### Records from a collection
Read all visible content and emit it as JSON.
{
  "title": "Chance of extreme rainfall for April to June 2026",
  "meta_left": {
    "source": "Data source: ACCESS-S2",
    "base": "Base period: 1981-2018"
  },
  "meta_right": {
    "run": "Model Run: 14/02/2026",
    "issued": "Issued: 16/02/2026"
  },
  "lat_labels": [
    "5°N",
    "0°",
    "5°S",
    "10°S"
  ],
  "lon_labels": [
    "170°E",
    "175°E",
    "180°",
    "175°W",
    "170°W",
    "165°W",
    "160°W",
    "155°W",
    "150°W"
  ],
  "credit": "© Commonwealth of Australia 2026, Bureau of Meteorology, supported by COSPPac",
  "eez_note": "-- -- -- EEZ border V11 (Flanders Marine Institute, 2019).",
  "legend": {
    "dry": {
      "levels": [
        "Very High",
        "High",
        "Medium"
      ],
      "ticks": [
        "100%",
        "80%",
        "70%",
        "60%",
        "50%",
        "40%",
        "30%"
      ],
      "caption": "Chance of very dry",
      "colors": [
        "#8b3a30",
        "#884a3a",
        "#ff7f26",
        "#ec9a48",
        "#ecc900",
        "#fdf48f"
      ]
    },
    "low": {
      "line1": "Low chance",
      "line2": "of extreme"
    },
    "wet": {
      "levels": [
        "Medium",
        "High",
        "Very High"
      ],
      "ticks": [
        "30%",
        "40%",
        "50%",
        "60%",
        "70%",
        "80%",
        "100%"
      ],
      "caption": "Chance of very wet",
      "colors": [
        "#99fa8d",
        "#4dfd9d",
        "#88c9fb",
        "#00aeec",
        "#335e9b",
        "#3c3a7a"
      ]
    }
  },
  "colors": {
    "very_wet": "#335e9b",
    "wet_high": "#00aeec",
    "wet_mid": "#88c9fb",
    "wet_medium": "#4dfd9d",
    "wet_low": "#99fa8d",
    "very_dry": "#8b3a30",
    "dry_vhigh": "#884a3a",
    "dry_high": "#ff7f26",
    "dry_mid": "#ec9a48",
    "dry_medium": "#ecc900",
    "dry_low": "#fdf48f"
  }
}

### Aim
Hand back the material above in full, exactly as written.

### Worked solution
Read all visible content and emit it as JSON.
{
  "title": "Chance of extreme rainfall for April to June 2026",
  "meta_left": {
    "source": "Data source: ACCESS-S2",
    "base": "Base period: 1981-2018"
  },
  "meta_right": {
    "run": "Model Run: 14/02/2026",
    "issued": "Issued: 16/02/2026"
  },
  "lat_labels": [
    "5°N",
    "0°",
    "5°S",
    "10°S"
  ],
  "lon_labels": [
    "170°E",
    "175°E",
    "180°",
    "175°W",
    "170°W",
    "165°W",
    "160°W",
    "155°W",
    "150°W"
  ],
  "credit": "© Commonwealth of Australia 2026, Bureau of Meteorology, supported by COSPPac",
  "eez_note": "-- -- -- EEZ border V11 (Flanders Marine Institute, 2019).",
  "legend": {
    "dry": {
      "levels": [
        "Very High",
        "High",
        "Medium"
      ],
      "ticks": [
        "100%",
        "80%",
        "70%",
        "60%",
        "50%",
        "40%",
        "30%"
      ],
      "caption": "Chance of very dry",
      "colors": [
        "#8b3a30",
        "#884a3a",
        "#ff7f26",
        "#ec9a48",
        "#ecc900",
        "#fdf48f"
      ]
    },
    "low": {
      "line1": "Low chance",
      "line2": "of extreme"
    },
    "wet": {
      "levels": [
        "Medium",
        "High",
        "Very High"
      ],
      "ticks": [
        "30%",
        "40%",
        "50%",
        "60%",
        "70%",
        "80%",
        "100%"
      ],
      "caption": "Chance of very wet",
      "colors": [
        "#99fa8d",
        "#4dfd9d",
        "#88c9fb",
        "#00aeec",
        "#335e9b",
        "#3c3a7a"
      ]
    }
  },
  "colors": {
    "very_wet": "#335e9b",
    "wet_high": "#00aeec",
    "wet_mid": "#88c9fb",
    "wet_medium": "#4dfd9d",
    "wet_low": "#99fa8d",
    "very_dry": "#8b3a30",
    "dry_vhigh": "#884a3a",
    "dry_high": "#ff7f26",
    "dry_mid": "#ec9a48",
    "dry_medium": "#ecc900",
    "dry_low": "#fdf48f"
  }
}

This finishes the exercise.